◆ TASK INSTRUCTIONS ◆
Produce a word-for-word copy of the listing below without its pictures.
------ EXERCISE MATERIALS ------
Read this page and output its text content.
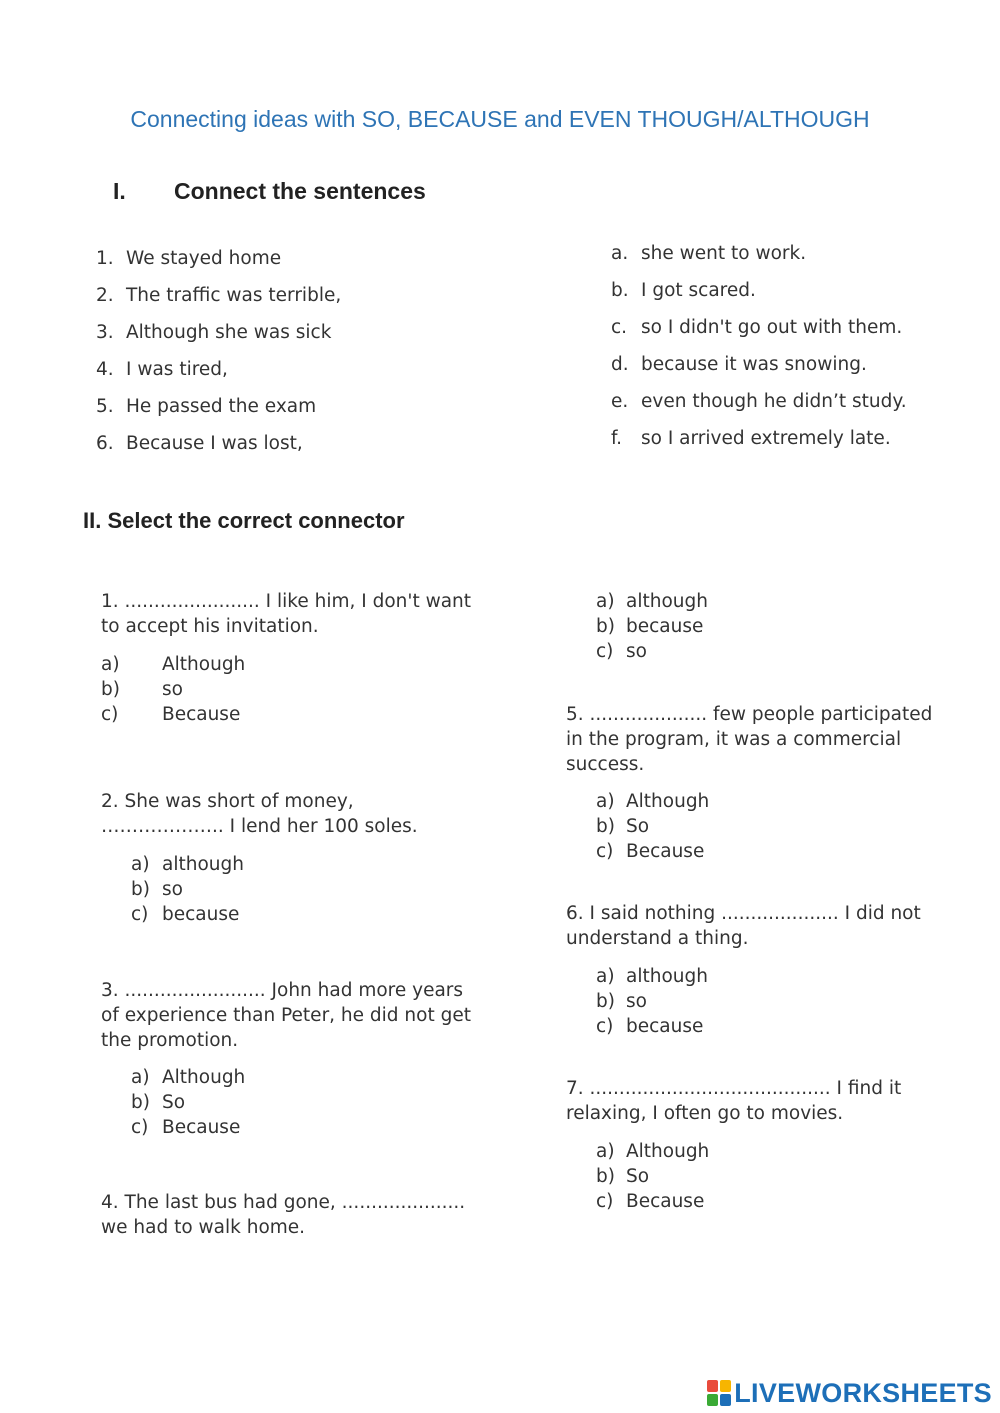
Connecting ideas with SO, BECAUSE and EVEN THOUGH/ALTHOUGH
I. Connect the sentences
1. We stayed home
2. The traffic was terrible,
3. Although she was sick
4. I was tired,
5. He passed the exam
6. Because I was lost,
a. she went to work.
b. I got scared.
c. so I didn't go out with them.
d. because it was snowing.
e. even though he didn’t study.
f. so I arrived extremely late.
II. Select the correct connector
1. ....................... I like him, I don't want to accept his invitation.
a) Although
b) so
c) Because
2. She was short of money, ……………….. I lend her 100 soles.
a) although
b) so
c) because
3. ........................ John had more years of experience than Peter, he did not get the promotion.
a) Although
b) So
c) Because
4. The last bus had gone, ..................... we had to walk home.
a) although
b) because
c) so
5. .................... few people participated in the program, it was a commercial success.
a) Although
b) So
c) Because
6. I said nothing .................... I did not understand a thing.
a) although
b) so
c) because
7. ......................................... I find it relaxing, I often go to movies.
a) Although
b) So
c) Because
LIVEWORKSHEETS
------
◆ THE RESULT ◆
Read this page and output its text content.
Connecting ideas with SO, BECAUSE and EVEN THOUGH/ALTHOUGH
I. Connect the sentences
1. We stayed home
2. The traffic was terrible,
3. Although she was sick
4. I was tired,
5. He passed the exam
6. Because I was lost,
a. she went to work.
b. I got scared.
c. so I didn't go out with them.
d. because it was snowing.
e. even though he didn’t study.
f. so I arrived extremely late.
II. Select the correct connector
1. ....................... I like him, I don't want to accept his invitation.
a) Although
b) so
c) Because
2. She was short of money, ……………….. I lend her 100 soles.
a) although
b) so
c) because
3. ........................ John had more years of experience than Peter, he did not get the promotion.
a) Although
b) So
c) Because
4. The last bus had gone, ..................... we had to walk home.
a) although
b) because
c) so
5. .................... few people participated in the program, it was a commercial success.
a) Although
b) So
c) Because
6. I said nothing .................... I did not understand a thing.
a) although
b) so
c) because
7. ......................................... I find it relaxing, I often go to movies.
a) Although
b) So
c) Because
LIVEWORKSHEETS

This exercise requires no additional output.